DATASET EXTRACT:

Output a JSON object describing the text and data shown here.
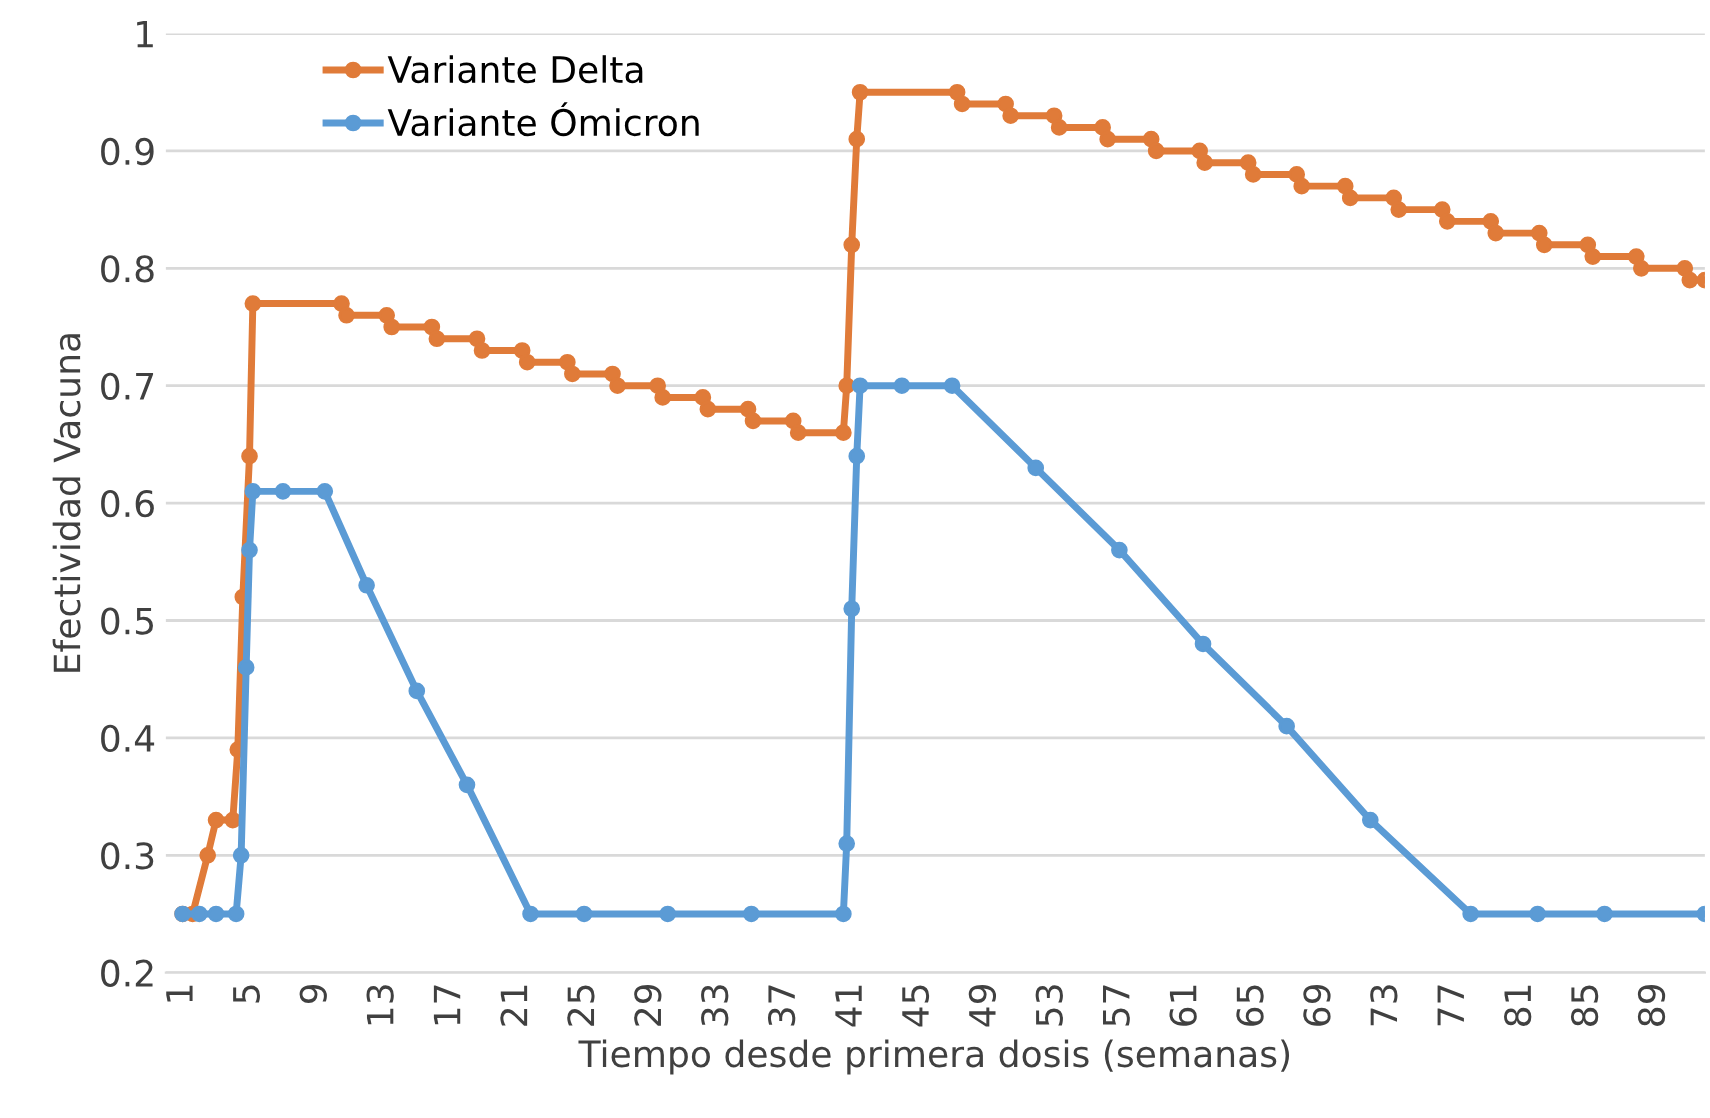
{
  "chart_data": {
    "type": "line",
    "xlabel": "Tiempo desde primera dosis (semanas)",
    "ylabel": "Efectividad Vacuna",
    "xlim": [
      0,
      92
    ],
    "xticks": [
      1,
      5,
      9,
      13,
      17,
      21,
      25,
      29,
      33,
      37,
      41,
      45,
      49,
      53,
      57,
      61,
      65,
      69,
      73,
      77,
      81,
      85,
      89
    ],
    "ylim": [
      0.2,
      1
    ],
    "yticks": [
      0.2,
      0.3,
      0.4,
      0.5,
      0.6,
      0.7,
      0.8,
      0.9,
      {
        "value": 1,
        "label": "1"
      }
    ],
    "grid": "y",
    "legend": "top left",
    "marker": "circle",
    "line_style": "solid",
    "series": [
      {
        "name": "Variante Delta",
        "color": "#e07b39",
        "x": [
          1,
          1.6,
          2.5,
          3,
          4,
          4.3,
          4.6,
          5.0,
          5.2,
          10.5,
          10.8,
          13.2,
          13.5,
          15.9,
          16.2,
          18.6,
          18.9,
          21.3,
          21.6,
          24.0,
          24.3,
          26.7,
          27.0,
          29.4,
          29.7,
          32.1,
          32.4,
          34.8,
          35.1,
          37.5,
          37.8,
          40.5,
          40.7,
          41.0,
          41.3,
          41.5,
          47.3,
          47.6,
          50.2,
          50.5,
          53.1,
          53.4,
          56.0,
          56.3,
          58.9,
          59.2,
          61.8,
          62.1,
          64.7,
          65.0,
          67.6,
          67.9,
          70.5,
          70.8,
          73.4,
          73.7,
          76.3,
          76.6,
          79.2,
          79.5,
          82.1,
          82.4,
          85.0,
          85.3,
          87.9,
          88.2,
          90.8,
          91.1,
          92
        ],
        "values": [
          0.25,
          0.25,
          0.3,
          0.33,
          0.33,
          0.39,
          0.52,
          0.64,
          0.77,
          0.77,
          0.76,
          0.76,
          0.75,
          0.75,
          0.74,
          0.74,
          0.73,
          0.73,
          0.72,
          0.72,
          0.71,
          0.71,
          0.7,
          0.7,
          0.69,
          0.69,
          0.68,
          0.68,
          0.67,
          0.67,
          0.66,
          0.66,
          0.7,
          0.82,
          0.91,
          0.95,
          0.95,
          0.94,
          0.94,
          0.93,
          0.93,
          0.92,
          0.92,
          0.91,
          0.91,
          0.9,
          0.9,
          0.89,
          0.89,
          0.88,
          0.88,
          0.87,
          0.87,
          0.86,
          0.86,
          0.85,
          0.85,
          0.84,
          0.84,
          0.83,
          0.83,
          0.82,
          0.82,
          0.81,
          0.81,
          0.8,
          0.8,
          0.79,
          0.79
        ]
      },
      {
        "name": "Variante Ómicron",
        "color": "#5b9bd5",
        "x": [
          1,
          2,
          3,
          4.2,
          4.5,
          4.8,
          5.0,
          5.2,
          7,
          9.5,
          12,
          15,
          18,
          21.8,
          25,
          30,
          35,
          40.5,
          40.7,
          41.0,
          41.3,
          41.5,
          44,
          47,
          52,
          57,
          62,
          67,
          72,
          78,
          82,
          86,
          92
        ],
        "values": [
          0.25,
          0.25,
          0.25,
          0.25,
          0.3,
          0.46,
          0.56,
          0.61,
          0.61,
          0.61,
          0.53,
          0.44,
          0.36,
          0.25,
          0.25,
          0.25,
          0.25,
          0.25,
          0.31,
          0.51,
          0.64,
          0.7,
          0.7,
          0.7,
          0.63,
          0.56,
          0.48,
          0.41,
          0.33,
          0.25,
          0.25,
          0.25,
          0.25
        ]
      }
    ]
  }
}
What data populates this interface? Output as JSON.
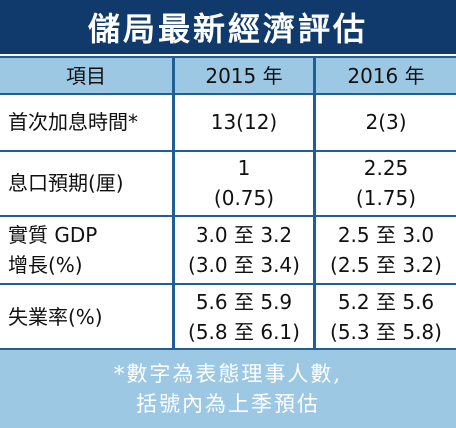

THE TASK: Take the data above and repeat it exactly, leaving each picture out.

OUTPUT OF THE EXERCISE:
Output a JSON object describing the text and data shown here.
{
  "chart_data": {
    "type": "line",
    "xlabel": "Tiempo desde primera dosis (semanas)",
    "ylabel": "Efectividad Vacuna",
    "xlim": [
      0,
      92
    ],
    "xticks": [
      1,
      5,
      9,
      13,
      17,
      21,
      25,
      29,
      33,
      37,
      41,
      45,
      49,
      53,
      57,
      61,
      65,
      69,
      73,
      77,
      81,
      85,
      89
    ],
    "ylim": [
      0.2,
      1
    ],
    "yticks": [
      0.2,
      0.3,
      0.4,
      0.5,
      0.6,
      0.7,
      0.8,
      0.9,
      {
        "value": 1,
        "label": "1"
      }
    ],
    "grid": "y",
    "legend": "top left",
    "marker": "circle",
    "line_style": "solid",
    "series": [
      {
        "name": "Variante Delta",
        "color": "#e07b39",
        "x": [
          1,
          1.6,
          2.5,
          3,
          4,
          4.3,
          4.6,
          5.0,
          5.2,
          10.5,
          10.8,
          13.2,
          13.5,
          15.9,
          16.2,
          18.6,
          18.9,
          21.3,
          21.6,
          24.0,
          24.3,
          26.7,
          27.0,
          29.4,
          29.7,
          32.1,
          32.4,
          34.8,
          35.1,
          37.5,
          37.8,
          40.5,
          40.7,
          41.0,
          41.3,
          41.5,
          47.3,
          47.6,
          50.2,
          50.5,
          53.1,
          53.4,
          56.0,
          56.3,
          58.9,
          59.2,
          61.8,
          62.1,
          64.7,
          65.0,
          67.6,
          67.9,
          70.5,
          70.8,
          73.4,
          73.7,
          76.3,
          76.6,
          79.2,
          79.5,
          82.1,
          82.4,
          85.0,
          85.3,
          87.9,
          88.2,
          90.8,
          91.1,
          92
        ],
        "values": [
          0.25,
          0.25,
          0.3,
          0.33,
          0.33,
          0.39,
          0.52,
          0.64,
          0.77,
          0.77,
          0.76,
          0.76,
          0.75,
          0.75,
          0.74,
          0.74,
          0.73,
          0.73,
          0.72,
          0.72,
          0.71,
          0.71,
          0.7,
          0.7,
          0.69,
          0.69,
          0.68,
          0.68,
          0.67,
          0.67,
          0.66,
          0.66,
          0.7,
          0.82,
          0.91,
          0.95,
          0.95,
          0.94,
          0.94,
          0.93,
          0.93,
          0.92,
          0.92,
          0.91,
          0.91,
          0.9,
          0.9,
          0.89,
          0.89,
          0.88,
          0.88,
          0.87,
          0.87,
          0.86,
          0.86,
          0.85,
          0.85,
          0.84,
          0.84,
          0.83,
          0.83,
          0.82,
          0.82,
          0.81,
          0.81,
          0.8,
          0.8,
          0.79,
          0.79
        ]
      },
      {
        "name": "Variante Ómicron",
        "color": "#5b9bd5",
        "x": [
          1,
          2,
          3,
          4.2,
          4.5,
          4.8,
          5.0,
          5.2,
          7,
          9.5,
          12,
          15,
          18,
          21.8,
          25,
          30,
          35,
          40.5,
          40.7,
          41.0,
          41.3,
          41.5,
          44,
          47,
          52,
          57,
          62,
          67,
          72,
          78,
          82,
          86,
          92
        ],
        "values": [
          0.25,
          0.25,
          0.25,
          0.25,
          0.3,
          0.46,
          0.56,
          0.61,
          0.61,
          0.61,
          0.53,
          0.44,
          0.36,
          0.25,
          0.25,
          0.25,
          0.25,
          0.25,
          0.31,
          0.51,
          0.64,
          0.7,
          0.7,
          0.7,
          0.63,
          0.56,
          0.48,
          0.41,
          0.33,
          0.25,
          0.25,
          0.25,
          0.25
        ]
      }
    ]
  }
}
What data populates this interface? Output as JSON.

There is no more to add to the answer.